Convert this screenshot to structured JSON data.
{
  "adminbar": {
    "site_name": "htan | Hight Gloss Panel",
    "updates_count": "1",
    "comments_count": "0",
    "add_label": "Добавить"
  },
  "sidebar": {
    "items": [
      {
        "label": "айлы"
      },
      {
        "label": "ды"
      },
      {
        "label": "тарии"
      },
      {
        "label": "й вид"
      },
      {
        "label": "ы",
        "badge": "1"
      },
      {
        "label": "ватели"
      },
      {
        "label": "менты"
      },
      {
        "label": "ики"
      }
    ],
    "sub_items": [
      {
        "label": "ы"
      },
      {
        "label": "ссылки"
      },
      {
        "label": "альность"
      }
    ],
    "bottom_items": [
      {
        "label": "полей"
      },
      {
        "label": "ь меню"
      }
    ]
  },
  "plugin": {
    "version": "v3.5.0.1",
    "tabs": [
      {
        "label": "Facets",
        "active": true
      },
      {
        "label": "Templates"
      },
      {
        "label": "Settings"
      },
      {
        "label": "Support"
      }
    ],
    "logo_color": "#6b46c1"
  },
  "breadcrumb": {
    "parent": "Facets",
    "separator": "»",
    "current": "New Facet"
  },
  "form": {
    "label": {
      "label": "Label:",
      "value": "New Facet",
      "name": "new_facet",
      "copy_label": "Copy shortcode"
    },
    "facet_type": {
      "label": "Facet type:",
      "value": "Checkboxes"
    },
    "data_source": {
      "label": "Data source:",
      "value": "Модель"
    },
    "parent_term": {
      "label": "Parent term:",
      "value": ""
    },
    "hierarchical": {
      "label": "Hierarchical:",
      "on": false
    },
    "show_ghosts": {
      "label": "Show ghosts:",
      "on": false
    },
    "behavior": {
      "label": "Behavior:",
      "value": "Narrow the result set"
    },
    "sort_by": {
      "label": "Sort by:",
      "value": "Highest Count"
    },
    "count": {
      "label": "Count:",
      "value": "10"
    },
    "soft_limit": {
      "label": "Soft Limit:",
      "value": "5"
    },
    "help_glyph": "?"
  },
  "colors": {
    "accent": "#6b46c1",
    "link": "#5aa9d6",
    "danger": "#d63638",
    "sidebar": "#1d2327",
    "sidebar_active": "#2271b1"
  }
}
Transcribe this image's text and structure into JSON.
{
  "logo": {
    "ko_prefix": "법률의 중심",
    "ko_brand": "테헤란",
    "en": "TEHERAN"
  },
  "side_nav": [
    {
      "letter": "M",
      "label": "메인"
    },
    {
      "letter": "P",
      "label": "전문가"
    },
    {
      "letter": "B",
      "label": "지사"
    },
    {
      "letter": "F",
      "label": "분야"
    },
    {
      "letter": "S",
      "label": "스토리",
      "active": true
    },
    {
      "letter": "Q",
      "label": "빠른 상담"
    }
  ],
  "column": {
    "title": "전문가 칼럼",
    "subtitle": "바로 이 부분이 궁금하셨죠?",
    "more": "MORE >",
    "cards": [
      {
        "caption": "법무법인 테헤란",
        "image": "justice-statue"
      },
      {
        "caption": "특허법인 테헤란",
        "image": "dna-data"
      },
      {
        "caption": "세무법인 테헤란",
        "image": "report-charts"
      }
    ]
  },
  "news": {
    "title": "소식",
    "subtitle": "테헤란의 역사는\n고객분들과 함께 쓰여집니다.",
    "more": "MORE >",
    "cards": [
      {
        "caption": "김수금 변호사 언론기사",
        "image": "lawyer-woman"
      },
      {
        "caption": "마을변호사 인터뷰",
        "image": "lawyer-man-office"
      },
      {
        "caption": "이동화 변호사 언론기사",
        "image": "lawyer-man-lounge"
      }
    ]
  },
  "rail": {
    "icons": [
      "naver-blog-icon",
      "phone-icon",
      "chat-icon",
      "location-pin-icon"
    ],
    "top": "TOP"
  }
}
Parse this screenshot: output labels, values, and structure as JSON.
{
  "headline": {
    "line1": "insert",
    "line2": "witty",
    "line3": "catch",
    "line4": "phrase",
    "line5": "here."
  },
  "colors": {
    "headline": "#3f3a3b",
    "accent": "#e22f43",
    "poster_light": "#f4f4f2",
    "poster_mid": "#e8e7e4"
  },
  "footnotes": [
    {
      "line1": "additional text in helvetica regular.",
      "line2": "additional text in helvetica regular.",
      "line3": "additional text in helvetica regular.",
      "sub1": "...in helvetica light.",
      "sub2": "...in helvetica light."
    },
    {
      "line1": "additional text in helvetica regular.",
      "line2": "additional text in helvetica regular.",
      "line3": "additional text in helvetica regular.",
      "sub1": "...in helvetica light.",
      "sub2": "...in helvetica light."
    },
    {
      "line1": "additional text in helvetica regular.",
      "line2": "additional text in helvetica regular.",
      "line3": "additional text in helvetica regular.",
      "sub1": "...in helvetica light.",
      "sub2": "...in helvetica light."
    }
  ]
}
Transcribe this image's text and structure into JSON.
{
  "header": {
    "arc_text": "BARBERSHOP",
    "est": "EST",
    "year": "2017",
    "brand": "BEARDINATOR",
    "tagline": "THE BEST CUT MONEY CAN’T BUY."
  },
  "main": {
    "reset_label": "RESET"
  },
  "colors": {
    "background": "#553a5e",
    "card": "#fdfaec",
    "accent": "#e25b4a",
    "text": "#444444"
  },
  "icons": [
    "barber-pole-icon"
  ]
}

▶ Task instructions:
Look through the entries above and list every line containing "image".

▶ Answer:
Transcribe this image's text and structure into JSON.
        "image": "justice-statue"
        "image": "dna-data"
        "image": "report-charts"
        "image": "lawyer-woman"
        "image": "lawyer-man-office"
        "image": "lawyer-man-lounge"
Transcribe this image's text and structure into JSON.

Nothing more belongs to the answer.